[A run of records]
┄┄┄┄┄┄
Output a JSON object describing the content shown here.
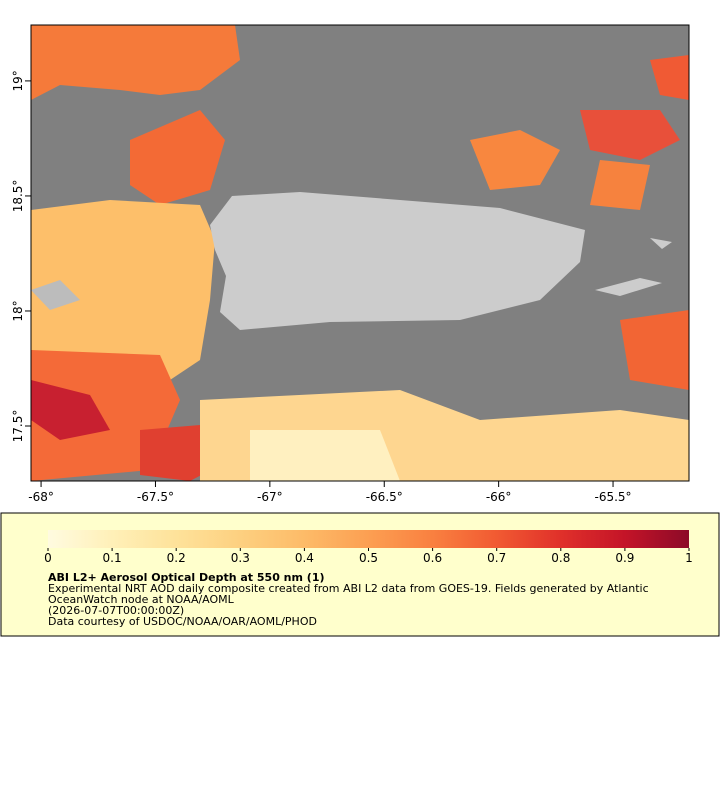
{
  "map": {
    "xlim": [
      -68.044,
      -65.168
    ],
    "ylim": [
      17.261,
      19.243
    ],
    "lon_ticks": [
      {
        "value": -68,
        "label": "-68°"
      },
      {
        "value": -67.5,
        "label": "-67.5°"
      },
      {
        "value": -67,
        "label": "-67°"
      },
      {
        "value": -66.5,
        "label": "-66.5°"
      },
      {
        "value": -66,
        "label": "-66°"
      },
      {
        "value": -65.5,
        "label": "-65.5°"
      }
    ],
    "lat_ticks": [
      {
        "value": 17.5,
        "label": "17.5°"
      },
      {
        "value": 18,
        "label": "18°"
      },
      {
        "value": 18.5,
        "label": "18.5°"
      },
      {
        "value": 19,
        "label": "19°"
      }
    ]
  },
  "colorbar": {
    "lim": [
      0,
      1
    ],
    "ticks": [
      0,
      0.1,
      0.2,
      0.3,
      0.4,
      0.5,
      0.6,
      0.7,
      0.8,
      0.9,
      1
    ],
    "colors": [
      "#fffbe0",
      "#fff0b8",
      "#fee29a",
      "#fdd080",
      "#fdbb68",
      "#fc9f52",
      "#f98040",
      "#f15a32",
      "#e0302a",
      "#c41428",
      "#8c0a28"
    ]
  },
  "caption": {
    "title": "ABI L2+ Aerosol Optical Depth at 550 nm (1)",
    "lines": [
      "Experimental NRT AOD daily composite created from ABI L2 data from GOES-19. Fields generated by Atlantic",
      "OceanWatch node at NOAA/AOML",
      "(2026-07-07T00:00:00Z)",
      "Data courtesy of USDOC/NOAA/OAR/AOML/PHOD"
    ]
  }
}
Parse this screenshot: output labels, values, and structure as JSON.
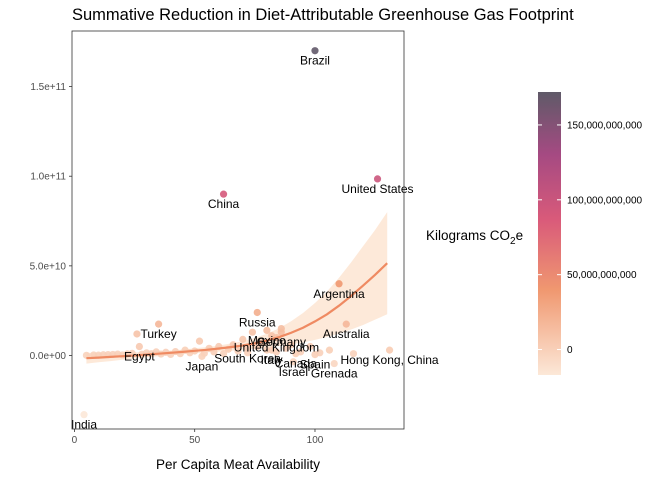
{
  "chart_data": {
    "type": "scatter",
    "title": "Summative Reduction in Diet-Attributable Greenhouse Gas Footprint",
    "xlabel": "Per Capita Meat Availability",
    "ylabel": "",
    "xlim": [
      -1,
      137
    ],
    "ylim": [
      -41000000000,
      181000000000
    ],
    "xticks": [
      0,
      50,
      100
    ],
    "yticks": [
      0,
      50000000000,
      100000000000,
      150000000000
    ],
    "ytick_labels": [
      "0.0e+00",
      "5.0e+10",
      "1.0e+11",
      "1.5e+11"
    ],
    "grid": false,
    "colors": {
      "low": "#fce8d8",
      "mid1": "#f09870",
      "mid2": "#d95a7a",
      "mid3": "#a54a82",
      "high": "#5f5a68",
      "smooth_line": "#ef8a62",
      "smooth_band": "#fde4cf"
    },
    "legend": {
      "title_main": "Kilograms CO",
      "title_sub": "2",
      "title_end": "e",
      "placement": "right",
      "min": -17000000000,
      "max": 172000000000,
      "ticks": [
        0,
        50000000000,
        100000000000,
        150000000000
      ],
      "tick_labels": [
        "0",
        "50,000,000,000",
        "100,000,000,000",
        "150,000,000,000"
      ]
    },
    "labeled_points": [
      {
        "name": "Brazil",
        "x": 100,
        "y": 170000000000
      },
      {
        "name": "United States",
        "x": 126,
        "y": 98500000000
      },
      {
        "name": "China",
        "x": 62,
        "y": 90000000000
      },
      {
        "name": "Argentina",
        "x": 110,
        "y": 40000000000
      },
      {
        "name": "Russia",
        "x": 76,
        "y": 24000000000
      },
      {
        "name": "Turkey",
        "x": 35,
        "y": 17500000000
      },
      {
        "name": "Australia",
        "x": 113,
        "y": 17500000000
      },
      {
        "name": "Mexico",
        "x": 80,
        "y": 14000000000
      },
      {
        "name": "United Kingdom",
        "x": 84,
        "y": 10000000000
      },
      {
        "name": "Germany",
        "x": 86,
        "y": 13000000000
      },
      {
        "name": "Egypt",
        "x": 27,
        "y": 5000000000
      },
      {
        "name": "South Korea",
        "x": 72,
        "y": 4000000000
      },
      {
        "name": "Italy",
        "x": 82,
        "y": 3000000000
      },
      {
        "name": "Canada",
        "x": 92,
        "y": 1000000000
      },
      {
        "name": "Spain",
        "x": 100,
        "y": 500000000
      },
      {
        "name": "Japan",
        "x": 53,
        "y": -500000000
      },
      {
        "name": "Israel",
        "x": 91,
        "y": -3500000000
      },
      {
        "name": "Hong Kong, China",
        "x": 131,
        "y": 3000000000
      },
      {
        "name": "Grenada",
        "x": 108,
        "y": -4500000000
      },
      {
        "name": "India",
        "x": 4,
        "y": -33000000000
      }
    ],
    "cluster_points": [
      {
        "x": 5,
        "y": 100000000
      },
      {
        "x": 8,
        "y": 300000000
      },
      {
        "x": 10,
        "y": 200000000
      },
      {
        "x": 12,
        "y": 400000000
      },
      {
        "x": 14,
        "y": 500000000
      },
      {
        "x": 16,
        "y": 600000000
      },
      {
        "x": 18,
        "y": 800000000
      },
      {
        "x": 20,
        "y": 300000000
      },
      {
        "x": 22,
        "y": 900000000
      },
      {
        "x": 24,
        "y": 1200000000
      },
      {
        "x": 26,
        "y": 12000000000
      },
      {
        "x": 28,
        "y": 700000000
      },
      {
        "x": 30,
        "y": 1500000000
      },
      {
        "x": 32,
        "y": 1000000000
      },
      {
        "x": 34,
        "y": 2000000000
      },
      {
        "x": 36,
        "y": 800000000
      },
      {
        "x": 38,
        "y": 1800000000
      },
      {
        "x": 40,
        "y": 600000000
      },
      {
        "x": 42,
        "y": 2200000000
      },
      {
        "x": 44,
        "y": 1000000000
      },
      {
        "x": 46,
        "y": 3000000000
      },
      {
        "x": 48,
        "y": 1500000000
      },
      {
        "x": 50,
        "y": 2500000000
      },
      {
        "x": 52,
        "y": 8000000000
      },
      {
        "x": 54,
        "y": 1200000000
      },
      {
        "x": 56,
        "y": 4000000000
      },
      {
        "x": 58,
        "y": 2000000000
      },
      {
        "x": 60,
        "y": 5000000000
      },
      {
        "x": 62,
        "y": 1000000000
      },
      {
        "x": 64,
        "y": 3500000000
      },
      {
        "x": 66,
        "y": 6000000000
      },
      {
        "x": 68,
        "y": 2500000000
      },
      {
        "x": 70,
        "y": 9000000000
      },
      {
        "x": 72,
        "y": 1500000000
      },
      {
        "x": 74,
        "y": 13000000000
      },
      {
        "x": 76,
        "y": 5000000000
      },
      {
        "x": 78,
        "y": 7000000000
      },
      {
        "x": 80,
        "y": 3000000000
      },
      {
        "x": 82,
        "y": 11000000000
      },
      {
        "x": 84,
        "y": 2000000000
      },
      {
        "x": 86,
        "y": 15000000000
      },
      {
        "x": 88,
        "y": 4000000000
      },
      {
        "x": 90,
        "y": 6000000000
      },
      {
        "x": 94,
        "y": 2000000000
      },
      {
        "x": 98,
        "y": 5000000000
      },
      {
        "x": 102,
        "y": 1500000000
      },
      {
        "x": 106,
        "y": 3000000000
      },
      {
        "x": 116,
        "y": 1000000000
      }
    ],
    "smooth": {
      "x": [
        5,
        10,
        15,
        20,
        25,
        30,
        35,
        40,
        45,
        50,
        55,
        60,
        65,
        70,
        75,
        80,
        85,
        90,
        95,
        100,
        105,
        110,
        115,
        120,
        125,
        130
      ],
      "y": [
        -1500000000,
        -1200000000,
        -800000000,
        -400000000,
        0,
        500000000,
        1000000000,
        1500000000,
        2000000000,
        2600000000,
        3200000000,
        3900000000,
        4700000000,
        5600000000,
        6800000000,
        8300000000,
        10200000000,
        12600000000,
        15500000000,
        19000000000,
        23000000000,
        27800000000,
        33200000000,
        39000000000,
        45000000000,
        51500000000
      ],
      "lower": [
        -4500000000,
        -3800000000,
        -3100000000,
        -2400000000,
        -1700000000,
        -1000000000,
        -400000000,
        200000000,
        700000000,
        1200000000,
        1700000000,
        2200000000,
        2700000000,
        3200000000,
        3800000000,
        4500000000,
        5300000000,
        6200000000,
        7300000000,
        8700000000,
        10300000000,
        12200000000,
        14500000000,
        17000000000,
        20000000000,
        23000000000
      ],
      "upper": [
        1500000000,
        1400000000,
        1500000000,
        1600000000,
        1700000000,
        2000000000,
        2400000000,
        2800000000,
        3300000000,
        4000000000,
        4700000000,
        5600000000,
        6700000000,
        8000000000,
        9800000000,
        12100000000,
        15100000000,
        19000000000,
        23700000000,
        29300000000,
        35700000000,
        43400000000,
        51900000000,
        61000000000,
        70000000000,
        80000000000
      ]
    }
  }
}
┄┄┄┄┄┄
*Short problem*
Of all the lines in the material above, how many contain the word "AOML"? Give only the count.

*Answer to the task*
2